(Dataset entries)
########################################

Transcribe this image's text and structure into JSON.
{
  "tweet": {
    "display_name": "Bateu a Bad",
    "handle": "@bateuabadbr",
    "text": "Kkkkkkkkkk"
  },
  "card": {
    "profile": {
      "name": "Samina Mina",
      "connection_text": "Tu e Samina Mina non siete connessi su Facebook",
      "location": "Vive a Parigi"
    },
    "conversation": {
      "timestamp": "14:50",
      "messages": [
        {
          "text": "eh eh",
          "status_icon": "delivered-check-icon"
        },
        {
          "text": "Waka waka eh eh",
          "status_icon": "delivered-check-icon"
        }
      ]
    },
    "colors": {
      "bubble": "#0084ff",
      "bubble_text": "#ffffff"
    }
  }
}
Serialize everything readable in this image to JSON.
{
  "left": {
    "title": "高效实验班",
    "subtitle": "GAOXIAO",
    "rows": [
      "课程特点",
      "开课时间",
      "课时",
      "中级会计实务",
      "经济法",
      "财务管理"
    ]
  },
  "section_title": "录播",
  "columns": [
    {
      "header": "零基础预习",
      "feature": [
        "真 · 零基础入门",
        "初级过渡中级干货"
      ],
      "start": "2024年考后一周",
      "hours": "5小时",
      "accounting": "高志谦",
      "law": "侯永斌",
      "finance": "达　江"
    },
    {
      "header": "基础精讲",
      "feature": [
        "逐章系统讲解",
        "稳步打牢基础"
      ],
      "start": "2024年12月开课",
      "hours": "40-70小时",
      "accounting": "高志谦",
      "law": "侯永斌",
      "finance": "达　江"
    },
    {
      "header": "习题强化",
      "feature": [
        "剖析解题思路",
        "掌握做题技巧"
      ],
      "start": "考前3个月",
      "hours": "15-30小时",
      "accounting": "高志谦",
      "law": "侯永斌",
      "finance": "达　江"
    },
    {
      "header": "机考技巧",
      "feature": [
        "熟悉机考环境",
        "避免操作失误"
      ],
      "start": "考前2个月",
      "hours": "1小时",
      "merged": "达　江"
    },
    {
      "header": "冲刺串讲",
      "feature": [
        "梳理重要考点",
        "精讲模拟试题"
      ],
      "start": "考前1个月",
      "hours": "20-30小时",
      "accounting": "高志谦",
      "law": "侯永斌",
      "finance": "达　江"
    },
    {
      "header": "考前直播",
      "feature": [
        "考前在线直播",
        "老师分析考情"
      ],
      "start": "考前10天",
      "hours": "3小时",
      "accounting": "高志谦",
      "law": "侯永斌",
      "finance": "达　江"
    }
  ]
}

########################################

YOUR INSTRUCTIONS -> Quote all the records. Keep every word exact.

RESPONSE TO THE EXERCISE ->
Transcribe this image's text and structure into JSON.
{
  "tweet": {
    "display_name": "Bateu a Bad",
    "handle": "@bateuabadbr",
    "text": "Kkkkkkkkkk"
  },
  "card": {
    "profile": {
      "name": "Samina Mina",
      "connection_text": "Tu e Samina Mina non siete connessi su Facebook",
      "location": "Vive a Parigi"
    },
    "conversation": {
      "timestamp": "14:50",
      "messages": [
        {
          "text": "eh eh",
          "status_icon": "delivered-check-icon"
        },
        {
          "text": "Waka waka eh eh",
          "status_icon": "delivered-check-icon"
        }
      ]
    },
    "colors": {
      "bubble": "#0084ff",
      "bubble_text": "#ffffff"
    }
  }
}
Serialize everything readable in this image to JSON.
{
  "left": {
    "title": "高效实验班",
    "subtitle": "GAOXIAO",
    "rows": [
      "课程特点",
      "开课时间",
      "课时",
      "中级会计实务",
      "经济法",
      "财务管理"
    ]
  },
  "section_title": "录播",
  "columns": [
    {
      "header": "零基础预习",
      "feature": [
        "真 · 零基础入门",
        "初级过渡中级干货"
      ],
      "start": "2024年考后一周",
      "hours": "5小时",
      "accounting": "高志谦",
      "law": "侯永斌",
      "finance": "达　江"
    },
    {
      "header": "基础精讲",
      "feature": [
        "逐章系统讲解",
        "稳步打牢基础"
      ],
      "start": "2024年12月开课",
      "hours": "40-70小时",
      "accounting": "高志谦",
      "law": "侯永斌",
      "finance": "达　江"
    },
    {
      "header": "习题强化",
      "feature": [
        "剖析解题思路",
        "掌握做题技巧"
      ],
      "start": "考前3个月",
      "hours": "15-30小时",
      "accounting": "高志谦",
      "law": "侯永斌",
      "finance": "达　江"
    },
    {
      "header": "机考技巧",
      "feature": [
        "熟悉机考环境",
        "避免操作失误"
      ],
      "start": "考前2个月",
      "hours": "1小时",
      "merged": "达　江"
    },
    {
      "header": "冲刺串讲",
      "feature": [
        "梳理重要考点",
        "精讲模拟试题"
      ],
      "start": "考前1个月",
      "hours": "20-30小时",
      "accounting": "高志谦",
      "law": "侯永斌",
      "finance": "达　江"
    },
    {
      "header": "考前直播",
      "feature": [
        "考前在线直播",
        "老师分析考情"
      ],
      "start": "考前10天",
      "hours": "3小时",
      "accounting": "高志谦",
      "law": "侯永斌",
      "finance": "达　江"
    }
  ]
}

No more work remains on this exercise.